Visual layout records
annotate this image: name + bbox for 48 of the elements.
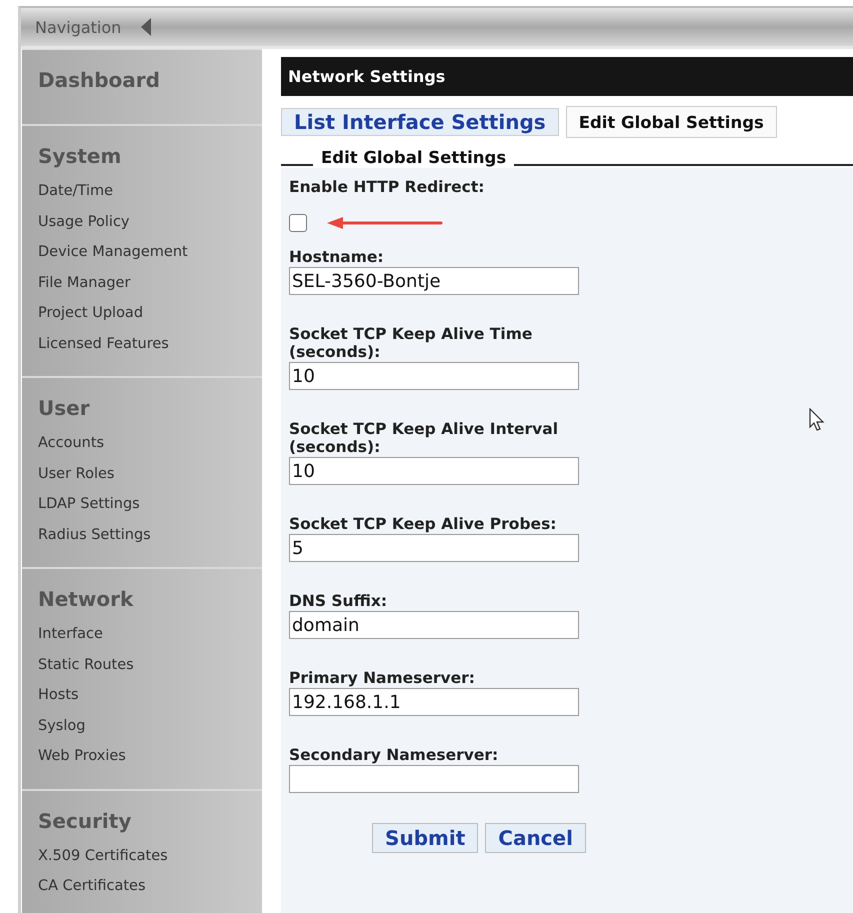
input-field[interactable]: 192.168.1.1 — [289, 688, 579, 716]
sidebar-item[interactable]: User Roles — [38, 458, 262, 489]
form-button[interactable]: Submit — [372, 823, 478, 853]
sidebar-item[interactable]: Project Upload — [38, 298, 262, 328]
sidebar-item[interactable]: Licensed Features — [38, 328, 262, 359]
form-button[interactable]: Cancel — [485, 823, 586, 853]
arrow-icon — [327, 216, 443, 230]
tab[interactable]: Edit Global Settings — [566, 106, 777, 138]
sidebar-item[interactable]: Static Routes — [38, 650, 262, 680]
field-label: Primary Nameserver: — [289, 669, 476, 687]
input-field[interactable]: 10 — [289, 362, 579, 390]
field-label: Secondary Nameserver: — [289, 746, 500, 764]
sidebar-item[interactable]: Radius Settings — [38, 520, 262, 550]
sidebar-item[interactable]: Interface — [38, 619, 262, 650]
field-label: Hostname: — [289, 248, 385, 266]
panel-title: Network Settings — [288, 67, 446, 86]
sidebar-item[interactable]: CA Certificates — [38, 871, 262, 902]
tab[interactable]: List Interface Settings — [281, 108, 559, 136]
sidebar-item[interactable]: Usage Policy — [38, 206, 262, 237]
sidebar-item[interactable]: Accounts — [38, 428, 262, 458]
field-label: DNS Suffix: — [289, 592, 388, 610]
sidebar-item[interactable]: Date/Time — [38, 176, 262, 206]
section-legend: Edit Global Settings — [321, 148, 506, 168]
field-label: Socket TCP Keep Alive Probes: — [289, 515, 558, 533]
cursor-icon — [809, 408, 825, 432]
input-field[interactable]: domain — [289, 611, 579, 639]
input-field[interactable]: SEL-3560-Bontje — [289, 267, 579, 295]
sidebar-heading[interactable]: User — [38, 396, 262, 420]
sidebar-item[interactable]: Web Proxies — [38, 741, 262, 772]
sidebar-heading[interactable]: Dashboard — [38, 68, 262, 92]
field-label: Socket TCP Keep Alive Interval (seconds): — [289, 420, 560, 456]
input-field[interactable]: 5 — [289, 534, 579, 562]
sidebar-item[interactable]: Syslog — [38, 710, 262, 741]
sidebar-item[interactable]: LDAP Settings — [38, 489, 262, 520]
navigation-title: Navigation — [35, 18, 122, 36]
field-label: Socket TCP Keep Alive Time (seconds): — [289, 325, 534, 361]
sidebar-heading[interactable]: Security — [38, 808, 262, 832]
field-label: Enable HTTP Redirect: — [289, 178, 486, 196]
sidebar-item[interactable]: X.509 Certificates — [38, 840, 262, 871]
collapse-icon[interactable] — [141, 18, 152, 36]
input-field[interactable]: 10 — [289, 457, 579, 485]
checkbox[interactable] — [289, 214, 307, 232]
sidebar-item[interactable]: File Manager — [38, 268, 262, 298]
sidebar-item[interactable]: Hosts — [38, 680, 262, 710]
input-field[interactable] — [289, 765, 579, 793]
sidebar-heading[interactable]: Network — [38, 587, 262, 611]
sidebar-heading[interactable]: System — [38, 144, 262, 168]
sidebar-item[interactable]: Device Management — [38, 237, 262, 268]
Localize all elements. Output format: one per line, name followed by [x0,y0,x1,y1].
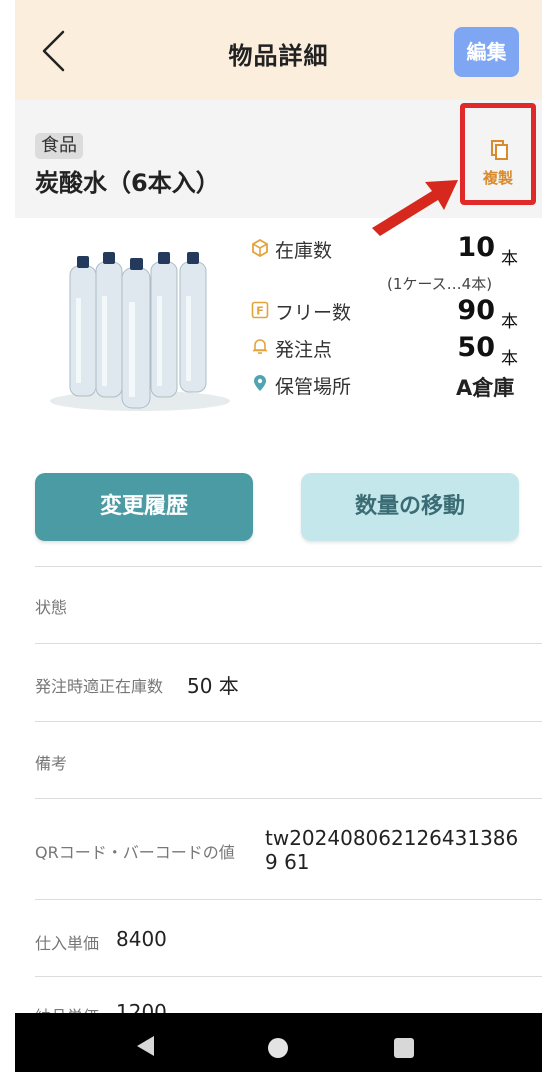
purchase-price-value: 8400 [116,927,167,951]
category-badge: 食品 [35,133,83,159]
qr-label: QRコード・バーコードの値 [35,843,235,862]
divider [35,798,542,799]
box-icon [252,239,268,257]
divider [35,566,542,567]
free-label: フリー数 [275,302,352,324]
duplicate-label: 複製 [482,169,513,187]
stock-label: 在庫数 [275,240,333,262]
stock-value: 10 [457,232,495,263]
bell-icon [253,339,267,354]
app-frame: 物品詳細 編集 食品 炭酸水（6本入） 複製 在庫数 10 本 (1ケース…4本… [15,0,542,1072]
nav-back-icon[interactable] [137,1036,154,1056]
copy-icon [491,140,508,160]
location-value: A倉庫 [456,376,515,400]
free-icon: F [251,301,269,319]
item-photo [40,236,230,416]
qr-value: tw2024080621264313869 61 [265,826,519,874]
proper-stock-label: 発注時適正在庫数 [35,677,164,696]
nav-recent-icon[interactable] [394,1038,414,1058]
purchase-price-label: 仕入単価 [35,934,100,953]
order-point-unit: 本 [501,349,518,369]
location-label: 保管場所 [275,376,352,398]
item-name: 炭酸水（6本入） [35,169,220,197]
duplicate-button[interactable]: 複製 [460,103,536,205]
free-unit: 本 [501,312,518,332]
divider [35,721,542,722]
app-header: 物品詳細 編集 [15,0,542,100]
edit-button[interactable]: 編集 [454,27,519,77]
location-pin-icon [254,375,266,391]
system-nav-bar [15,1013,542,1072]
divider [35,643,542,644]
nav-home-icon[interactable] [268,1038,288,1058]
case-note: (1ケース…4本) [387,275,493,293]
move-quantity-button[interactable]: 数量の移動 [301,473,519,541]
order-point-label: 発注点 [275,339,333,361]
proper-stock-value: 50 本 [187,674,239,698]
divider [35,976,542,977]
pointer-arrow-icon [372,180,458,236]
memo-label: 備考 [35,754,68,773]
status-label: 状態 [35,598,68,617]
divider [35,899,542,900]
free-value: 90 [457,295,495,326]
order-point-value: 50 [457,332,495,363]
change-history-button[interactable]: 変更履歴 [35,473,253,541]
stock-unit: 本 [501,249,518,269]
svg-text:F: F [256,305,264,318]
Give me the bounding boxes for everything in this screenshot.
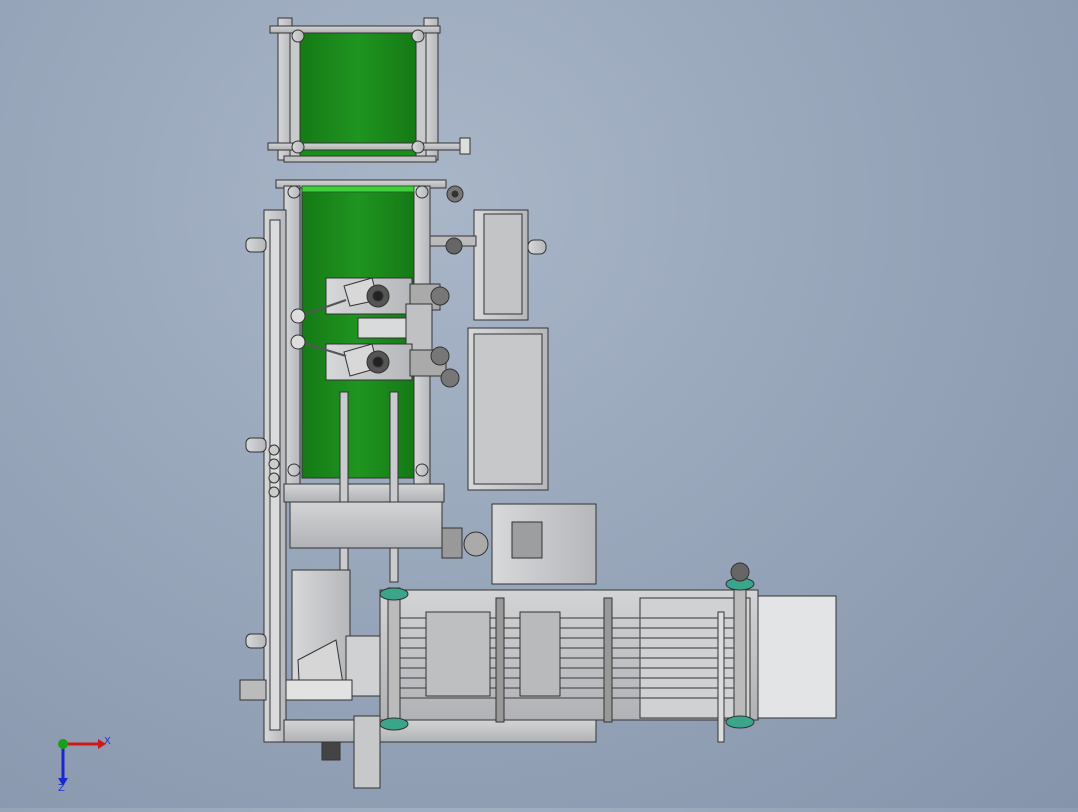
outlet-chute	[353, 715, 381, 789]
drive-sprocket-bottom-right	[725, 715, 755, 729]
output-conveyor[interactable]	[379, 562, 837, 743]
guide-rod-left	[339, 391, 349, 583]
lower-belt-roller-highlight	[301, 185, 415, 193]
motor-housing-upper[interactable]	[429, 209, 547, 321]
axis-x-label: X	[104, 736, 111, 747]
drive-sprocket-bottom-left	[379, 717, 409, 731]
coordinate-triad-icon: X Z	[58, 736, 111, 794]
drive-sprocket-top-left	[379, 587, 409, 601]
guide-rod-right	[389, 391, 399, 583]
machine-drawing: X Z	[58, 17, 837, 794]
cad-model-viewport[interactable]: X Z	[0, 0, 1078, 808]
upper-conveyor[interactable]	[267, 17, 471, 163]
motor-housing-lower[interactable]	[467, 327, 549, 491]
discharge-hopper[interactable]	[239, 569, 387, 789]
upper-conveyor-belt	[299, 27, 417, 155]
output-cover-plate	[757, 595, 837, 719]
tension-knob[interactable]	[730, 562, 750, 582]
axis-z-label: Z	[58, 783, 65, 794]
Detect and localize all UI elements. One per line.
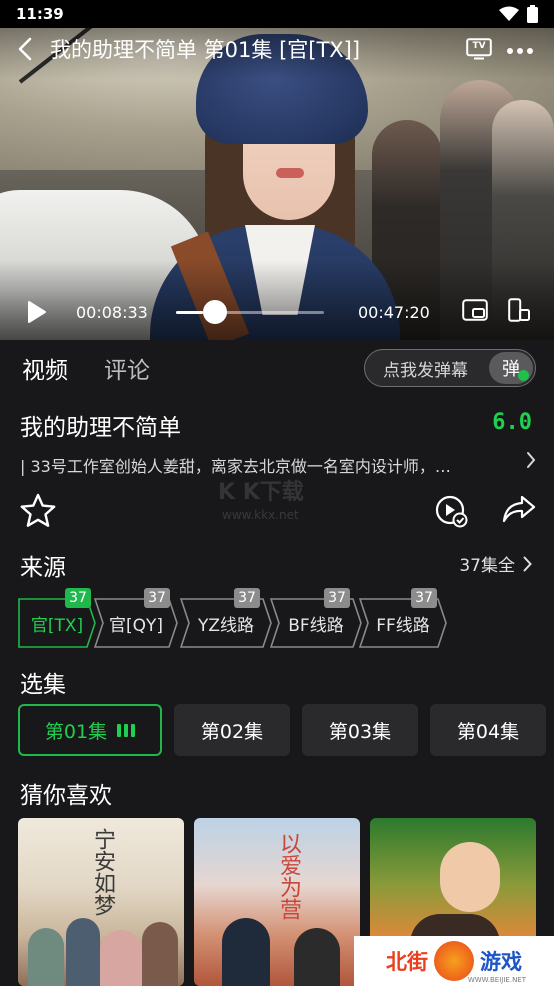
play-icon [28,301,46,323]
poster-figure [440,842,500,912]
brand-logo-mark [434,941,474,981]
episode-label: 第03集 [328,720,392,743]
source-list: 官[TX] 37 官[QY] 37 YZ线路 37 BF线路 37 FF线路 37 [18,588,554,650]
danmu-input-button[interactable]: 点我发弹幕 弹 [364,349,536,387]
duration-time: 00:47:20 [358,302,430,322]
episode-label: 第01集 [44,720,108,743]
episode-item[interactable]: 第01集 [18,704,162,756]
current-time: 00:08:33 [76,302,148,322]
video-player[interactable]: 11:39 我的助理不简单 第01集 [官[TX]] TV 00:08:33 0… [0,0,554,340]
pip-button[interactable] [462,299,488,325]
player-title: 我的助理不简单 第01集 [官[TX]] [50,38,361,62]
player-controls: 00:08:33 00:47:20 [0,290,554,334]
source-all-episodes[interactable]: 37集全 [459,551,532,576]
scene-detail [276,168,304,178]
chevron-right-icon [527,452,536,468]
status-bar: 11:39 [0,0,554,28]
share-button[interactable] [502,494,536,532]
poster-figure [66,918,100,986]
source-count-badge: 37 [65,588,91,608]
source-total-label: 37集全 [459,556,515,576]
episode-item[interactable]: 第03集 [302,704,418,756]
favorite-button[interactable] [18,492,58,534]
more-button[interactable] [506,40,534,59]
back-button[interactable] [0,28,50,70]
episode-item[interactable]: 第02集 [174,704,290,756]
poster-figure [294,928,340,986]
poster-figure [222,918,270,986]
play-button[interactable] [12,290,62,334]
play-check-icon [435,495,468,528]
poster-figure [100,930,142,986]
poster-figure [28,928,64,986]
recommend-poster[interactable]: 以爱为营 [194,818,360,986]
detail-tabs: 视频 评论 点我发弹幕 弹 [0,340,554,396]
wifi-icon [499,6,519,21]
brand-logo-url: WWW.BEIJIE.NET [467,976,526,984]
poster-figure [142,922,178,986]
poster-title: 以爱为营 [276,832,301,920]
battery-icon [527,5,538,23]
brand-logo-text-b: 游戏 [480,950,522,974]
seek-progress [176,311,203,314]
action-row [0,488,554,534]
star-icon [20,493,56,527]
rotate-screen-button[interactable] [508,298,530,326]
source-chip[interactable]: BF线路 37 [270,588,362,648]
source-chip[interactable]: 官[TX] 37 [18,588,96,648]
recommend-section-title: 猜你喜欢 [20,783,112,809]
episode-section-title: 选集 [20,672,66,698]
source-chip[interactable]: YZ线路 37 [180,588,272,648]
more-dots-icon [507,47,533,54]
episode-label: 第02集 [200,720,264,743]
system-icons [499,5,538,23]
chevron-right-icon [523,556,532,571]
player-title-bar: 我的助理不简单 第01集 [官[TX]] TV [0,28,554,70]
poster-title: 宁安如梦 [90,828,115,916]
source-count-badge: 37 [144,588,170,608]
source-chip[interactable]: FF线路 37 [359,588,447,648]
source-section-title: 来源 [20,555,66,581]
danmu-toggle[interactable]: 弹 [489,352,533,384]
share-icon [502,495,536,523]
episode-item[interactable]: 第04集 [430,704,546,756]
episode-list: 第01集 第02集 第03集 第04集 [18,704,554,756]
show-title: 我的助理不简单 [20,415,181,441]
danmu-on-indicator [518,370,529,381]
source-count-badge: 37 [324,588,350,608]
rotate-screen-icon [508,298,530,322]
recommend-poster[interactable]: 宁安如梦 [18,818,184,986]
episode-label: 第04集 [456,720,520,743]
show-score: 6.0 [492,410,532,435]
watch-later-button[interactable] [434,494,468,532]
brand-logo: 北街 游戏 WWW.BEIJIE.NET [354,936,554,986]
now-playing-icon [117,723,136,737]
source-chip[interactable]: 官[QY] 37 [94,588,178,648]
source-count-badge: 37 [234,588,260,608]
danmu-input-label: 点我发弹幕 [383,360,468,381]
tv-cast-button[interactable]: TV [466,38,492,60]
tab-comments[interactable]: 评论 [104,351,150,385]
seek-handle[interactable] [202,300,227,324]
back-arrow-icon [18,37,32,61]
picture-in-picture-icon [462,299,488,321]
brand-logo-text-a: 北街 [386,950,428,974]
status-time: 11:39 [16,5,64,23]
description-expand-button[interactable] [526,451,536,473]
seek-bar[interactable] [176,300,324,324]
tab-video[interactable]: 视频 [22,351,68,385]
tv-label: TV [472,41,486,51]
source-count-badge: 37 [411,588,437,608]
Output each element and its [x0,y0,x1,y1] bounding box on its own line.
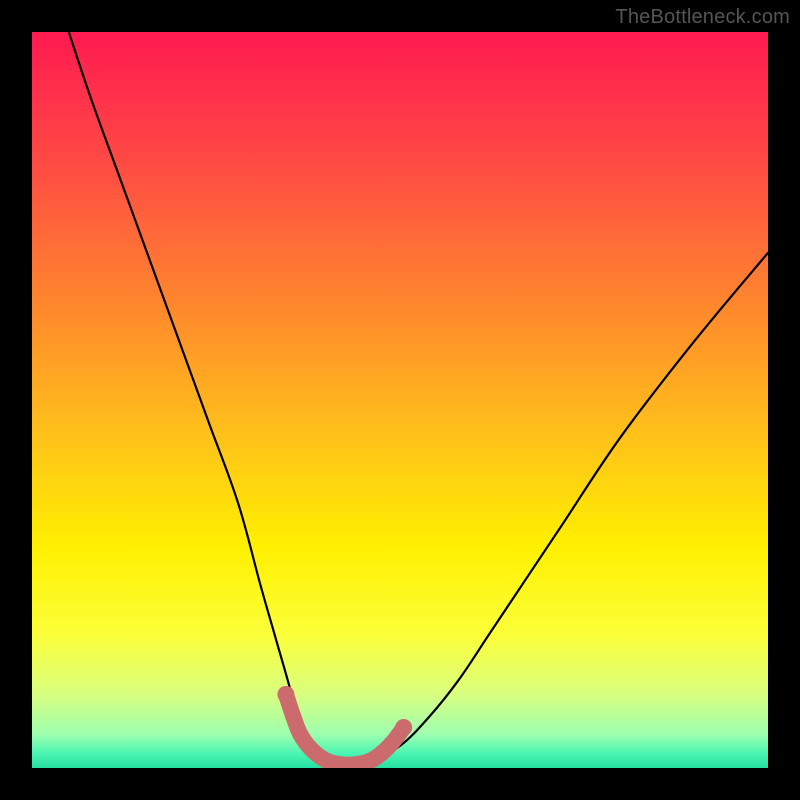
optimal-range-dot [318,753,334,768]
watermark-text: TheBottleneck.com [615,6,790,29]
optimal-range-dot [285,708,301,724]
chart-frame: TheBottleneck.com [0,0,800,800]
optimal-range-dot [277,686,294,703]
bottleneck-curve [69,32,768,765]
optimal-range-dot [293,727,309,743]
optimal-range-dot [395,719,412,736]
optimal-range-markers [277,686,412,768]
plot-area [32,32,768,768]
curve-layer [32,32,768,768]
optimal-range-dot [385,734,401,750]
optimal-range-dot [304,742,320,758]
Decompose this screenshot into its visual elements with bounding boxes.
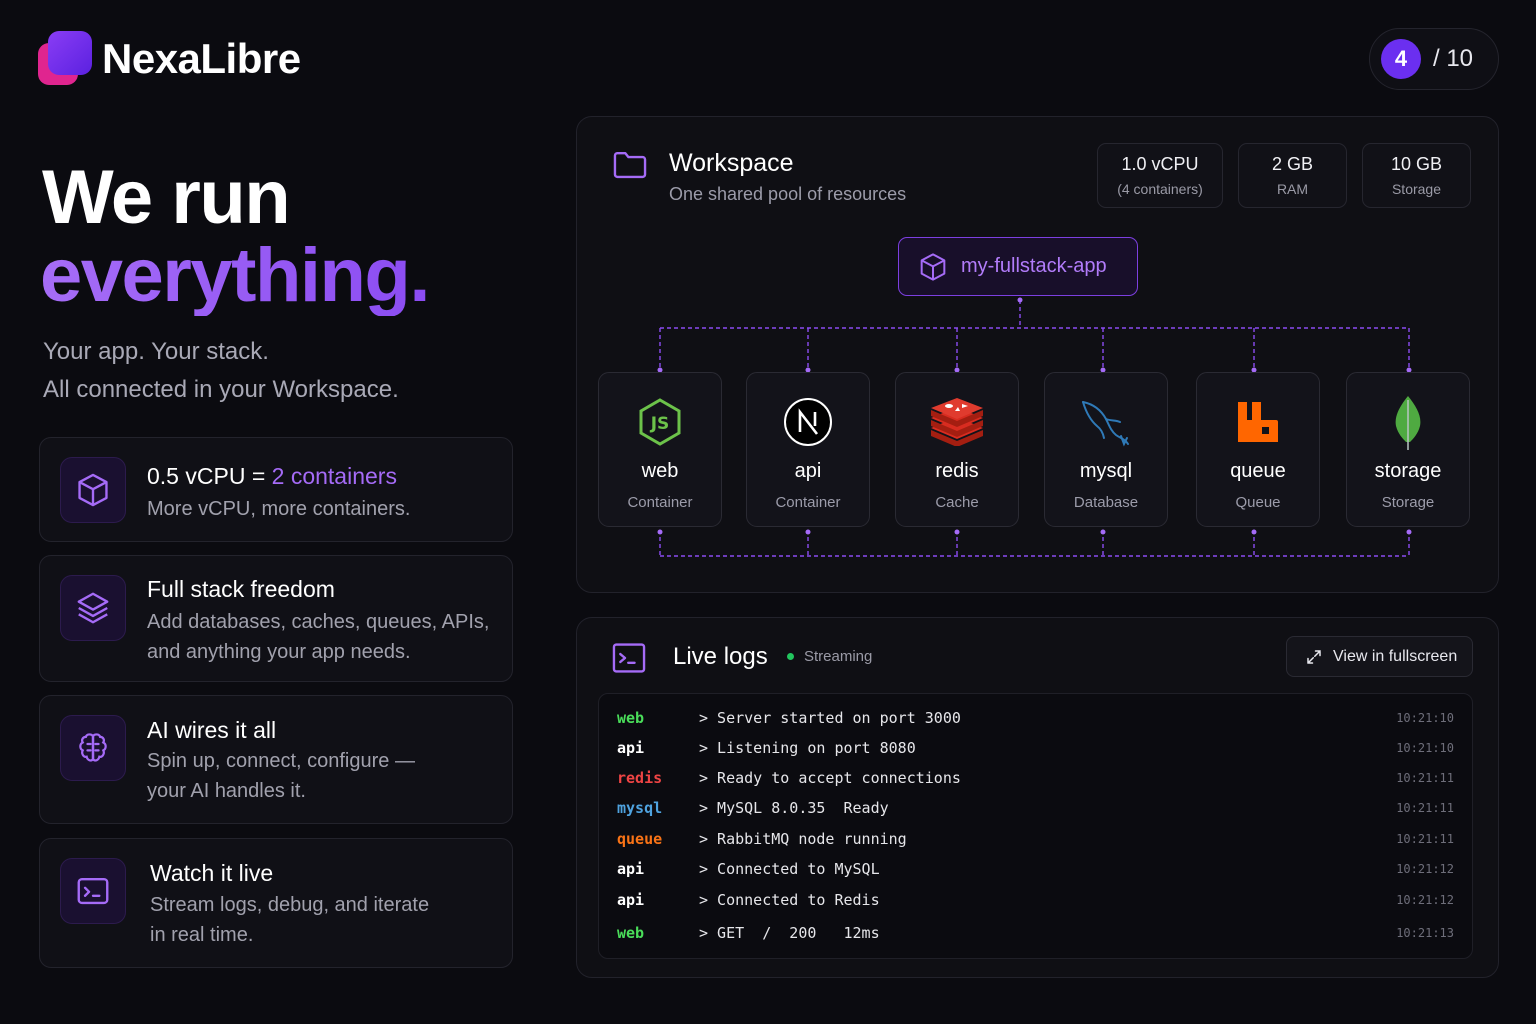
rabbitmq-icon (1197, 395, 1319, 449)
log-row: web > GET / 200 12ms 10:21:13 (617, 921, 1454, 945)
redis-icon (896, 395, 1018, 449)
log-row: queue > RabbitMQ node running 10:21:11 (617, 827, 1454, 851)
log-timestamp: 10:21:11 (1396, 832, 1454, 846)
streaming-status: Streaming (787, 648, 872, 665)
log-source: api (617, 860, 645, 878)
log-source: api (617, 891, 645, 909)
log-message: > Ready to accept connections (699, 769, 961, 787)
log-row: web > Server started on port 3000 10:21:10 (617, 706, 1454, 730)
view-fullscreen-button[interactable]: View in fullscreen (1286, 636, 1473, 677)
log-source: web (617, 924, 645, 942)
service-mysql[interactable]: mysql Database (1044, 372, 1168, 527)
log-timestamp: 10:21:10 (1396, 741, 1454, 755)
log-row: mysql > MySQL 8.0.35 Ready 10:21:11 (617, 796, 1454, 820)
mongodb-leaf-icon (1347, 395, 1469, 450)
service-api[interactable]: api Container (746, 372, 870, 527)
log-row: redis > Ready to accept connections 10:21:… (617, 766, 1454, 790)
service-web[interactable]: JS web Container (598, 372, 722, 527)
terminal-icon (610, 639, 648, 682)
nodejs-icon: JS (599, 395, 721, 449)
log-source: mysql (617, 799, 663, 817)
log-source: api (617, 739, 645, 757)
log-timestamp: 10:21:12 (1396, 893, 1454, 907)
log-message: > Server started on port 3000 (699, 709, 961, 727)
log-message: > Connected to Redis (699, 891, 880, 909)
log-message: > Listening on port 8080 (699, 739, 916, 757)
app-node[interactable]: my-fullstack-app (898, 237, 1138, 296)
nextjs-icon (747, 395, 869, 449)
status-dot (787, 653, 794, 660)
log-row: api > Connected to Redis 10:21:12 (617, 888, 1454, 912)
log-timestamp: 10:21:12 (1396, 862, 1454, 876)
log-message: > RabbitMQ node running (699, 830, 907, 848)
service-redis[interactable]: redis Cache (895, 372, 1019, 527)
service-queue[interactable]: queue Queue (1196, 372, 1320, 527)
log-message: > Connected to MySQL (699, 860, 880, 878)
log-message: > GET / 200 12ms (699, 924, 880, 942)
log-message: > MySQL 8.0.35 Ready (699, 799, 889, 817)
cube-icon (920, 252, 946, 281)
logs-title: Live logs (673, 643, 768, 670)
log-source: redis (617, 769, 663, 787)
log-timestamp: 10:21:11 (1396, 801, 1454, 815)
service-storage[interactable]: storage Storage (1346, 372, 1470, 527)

§ **Stated exercise**: Copy the lines of the data between the line containing "rabbitmq-icon (1197, 395, 1319, 449)" and the line containing "log-source: api (617, 860, 645, 878)", inclusive, reproducing them without change.

§ **Result of this exercise**:
rabbitmq-icon (1197, 395, 1319, 449)
log-row: web > GET / 200 12ms 10:21:13 (617, 921, 1454, 945)
redis-icon (896, 395, 1018, 449)
log-row: queue > RabbitMQ node running 10:21:11 (617, 827, 1454, 851)
log-timestamp: 10:21:11 (1396, 832, 1454, 846)
streaming-status: Streaming (787, 648, 872, 665)
log-source: api (617, 860, 645, 878)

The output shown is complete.